Task to carry out: Check every line below for the word "Evidence" and copy the ones that have it.

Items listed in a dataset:
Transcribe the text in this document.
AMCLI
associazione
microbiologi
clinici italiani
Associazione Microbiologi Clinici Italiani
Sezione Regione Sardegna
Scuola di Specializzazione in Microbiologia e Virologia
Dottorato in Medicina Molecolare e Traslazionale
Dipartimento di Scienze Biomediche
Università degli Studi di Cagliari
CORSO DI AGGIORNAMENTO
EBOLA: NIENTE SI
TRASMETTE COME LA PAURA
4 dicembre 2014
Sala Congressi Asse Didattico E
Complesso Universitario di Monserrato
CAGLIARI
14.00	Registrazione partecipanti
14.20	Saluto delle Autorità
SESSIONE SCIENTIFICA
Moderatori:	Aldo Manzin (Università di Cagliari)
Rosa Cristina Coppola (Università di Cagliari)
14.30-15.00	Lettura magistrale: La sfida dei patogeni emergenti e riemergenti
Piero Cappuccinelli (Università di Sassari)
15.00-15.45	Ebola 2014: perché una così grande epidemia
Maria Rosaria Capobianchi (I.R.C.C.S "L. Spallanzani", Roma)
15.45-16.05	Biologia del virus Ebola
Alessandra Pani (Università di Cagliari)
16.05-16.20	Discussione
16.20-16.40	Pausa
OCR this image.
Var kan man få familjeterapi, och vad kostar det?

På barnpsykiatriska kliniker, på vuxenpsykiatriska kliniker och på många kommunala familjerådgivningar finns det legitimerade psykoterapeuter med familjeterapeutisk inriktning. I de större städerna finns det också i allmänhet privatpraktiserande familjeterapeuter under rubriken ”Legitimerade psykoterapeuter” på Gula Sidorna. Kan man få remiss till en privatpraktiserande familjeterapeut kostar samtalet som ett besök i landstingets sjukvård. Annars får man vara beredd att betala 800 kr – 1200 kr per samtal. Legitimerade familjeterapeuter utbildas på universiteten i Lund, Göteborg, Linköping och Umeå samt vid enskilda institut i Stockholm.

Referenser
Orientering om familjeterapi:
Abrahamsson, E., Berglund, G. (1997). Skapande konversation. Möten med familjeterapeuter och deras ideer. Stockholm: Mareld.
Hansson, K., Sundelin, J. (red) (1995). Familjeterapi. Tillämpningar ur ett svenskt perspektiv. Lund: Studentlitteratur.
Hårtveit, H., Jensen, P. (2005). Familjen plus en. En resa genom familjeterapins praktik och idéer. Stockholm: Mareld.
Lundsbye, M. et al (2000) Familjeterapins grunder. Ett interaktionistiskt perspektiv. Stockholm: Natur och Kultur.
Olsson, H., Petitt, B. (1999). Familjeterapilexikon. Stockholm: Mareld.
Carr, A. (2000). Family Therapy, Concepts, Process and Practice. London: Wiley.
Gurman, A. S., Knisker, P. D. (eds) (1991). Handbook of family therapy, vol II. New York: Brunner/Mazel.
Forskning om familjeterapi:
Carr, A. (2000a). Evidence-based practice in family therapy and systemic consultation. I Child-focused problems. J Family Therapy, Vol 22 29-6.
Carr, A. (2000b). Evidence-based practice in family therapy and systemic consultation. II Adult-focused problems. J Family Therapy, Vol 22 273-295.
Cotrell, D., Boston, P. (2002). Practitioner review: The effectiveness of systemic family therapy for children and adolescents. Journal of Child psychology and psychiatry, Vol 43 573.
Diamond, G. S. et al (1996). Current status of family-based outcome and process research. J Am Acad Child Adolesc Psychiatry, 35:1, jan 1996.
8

Solution:
Carr, A. (2000a). Evidence-based practice in family therapy and systemic consultation. I Child-focused problems. J Family Therapy, Vol 22 29-6.
Carr, A. (2000b). Evidence-based practice in family therapy and systemic consultation. II Adult-focused problems. J Family Therapy, Vol 22 273-295.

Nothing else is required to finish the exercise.